> [Instructions for the task] Give the lines again exactly, from the one holding "What text is on this page?" to the last line of the listing below, both ends included and nothing added.

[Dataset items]
===

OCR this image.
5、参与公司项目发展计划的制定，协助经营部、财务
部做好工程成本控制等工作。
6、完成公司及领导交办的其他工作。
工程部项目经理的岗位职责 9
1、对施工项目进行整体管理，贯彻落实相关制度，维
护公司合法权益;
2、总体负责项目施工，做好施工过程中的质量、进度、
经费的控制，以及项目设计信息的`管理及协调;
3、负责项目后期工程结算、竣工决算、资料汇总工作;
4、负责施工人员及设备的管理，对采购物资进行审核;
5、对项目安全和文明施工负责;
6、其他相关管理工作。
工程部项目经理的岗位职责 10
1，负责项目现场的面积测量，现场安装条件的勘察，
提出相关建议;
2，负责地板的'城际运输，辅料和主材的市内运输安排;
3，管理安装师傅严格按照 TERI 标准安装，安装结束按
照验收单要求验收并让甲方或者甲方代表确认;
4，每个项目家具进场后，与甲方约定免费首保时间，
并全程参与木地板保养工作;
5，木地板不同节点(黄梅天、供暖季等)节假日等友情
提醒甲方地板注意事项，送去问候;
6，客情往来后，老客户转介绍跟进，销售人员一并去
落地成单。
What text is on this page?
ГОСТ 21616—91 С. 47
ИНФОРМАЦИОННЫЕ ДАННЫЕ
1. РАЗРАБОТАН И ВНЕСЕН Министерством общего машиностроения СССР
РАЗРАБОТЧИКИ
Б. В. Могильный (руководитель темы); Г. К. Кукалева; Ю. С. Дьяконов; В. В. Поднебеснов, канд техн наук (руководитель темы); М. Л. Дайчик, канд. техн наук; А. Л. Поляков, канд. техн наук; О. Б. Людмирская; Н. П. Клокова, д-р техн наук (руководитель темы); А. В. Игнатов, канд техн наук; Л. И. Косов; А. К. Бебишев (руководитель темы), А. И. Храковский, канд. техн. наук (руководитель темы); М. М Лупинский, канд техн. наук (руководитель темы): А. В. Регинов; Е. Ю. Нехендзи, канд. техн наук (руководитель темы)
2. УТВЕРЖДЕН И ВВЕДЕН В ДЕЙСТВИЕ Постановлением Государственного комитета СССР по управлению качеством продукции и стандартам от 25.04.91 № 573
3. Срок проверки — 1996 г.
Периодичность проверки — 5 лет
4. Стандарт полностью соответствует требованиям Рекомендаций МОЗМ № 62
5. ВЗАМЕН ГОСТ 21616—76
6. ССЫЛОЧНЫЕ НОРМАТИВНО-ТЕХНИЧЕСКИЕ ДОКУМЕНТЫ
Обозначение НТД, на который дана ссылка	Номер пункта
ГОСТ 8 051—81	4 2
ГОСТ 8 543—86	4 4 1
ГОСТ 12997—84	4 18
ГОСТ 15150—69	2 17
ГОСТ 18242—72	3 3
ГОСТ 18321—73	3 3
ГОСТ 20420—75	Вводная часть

===

> [The reply]
What text is on this page?
ГОСТ 21616—91 С. 47
ИНФОРМАЦИОННЫЕ ДАННЫЕ
1. РАЗРАБОТАН И ВНЕСЕН Министерством общего машиностроения СССР
РАЗРАБОТЧИКИ
Б. В. Могильный (руководитель темы); Г. К. Кукалева; Ю. С. Дьяконов; В. В. Поднебеснов, канд техн наук (руководитель темы); М. Л. Дайчик, канд. техн наук; А. Л. Поляков, канд. техн наук; О. Б. Людмирская; Н. П. Клокова, д-р техн наук (руководитель темы); А. В. Игнатов, канд техн наук; Л. И. Косов; А. К. Бебишев (руководитель темы), А. И. Храковский, канд. техн. наук (руководитель темы); М. М Лупинский, канд техн. наук (руководитель темы): А. В. Регинов; Е. Ю. Нехендзи, канд. техн наук (руководитель темы)
2. УТВЕРЖДЕН И ВВЕДЕН В ДЕЙСТВИЕ Постановлением Государственного комитета СССР по управлению качеством продукции и стандартам от 25.04.91 № 573
3. Срок проверки — 1996 г.
Периодичность проверки — 5 лет
4. Стандарт полностью соответствует требованиям Рекомендаций МОЗМ № 62
5. ВЗАМЕН ГОСТ 21616—76
6. ССЫЛОЧНЫЕ НОРМАТИВНО-ТЕХНИЧЕСКИЕ ДОКУМЕНТЫ
Обозначение НТД, на который дана ссылка	Номер пункта
ГОСТ 8 051—81	4 2
ГОСТ 8 543—86	4 4 1
ГОСТ 12997—84	4 18
ГОСТ 15150—69	2 17
ГОСТ 18242—72	3 3
ГОСТ 18321—73	3 3
ГОСТ 20420—75	Вводная часть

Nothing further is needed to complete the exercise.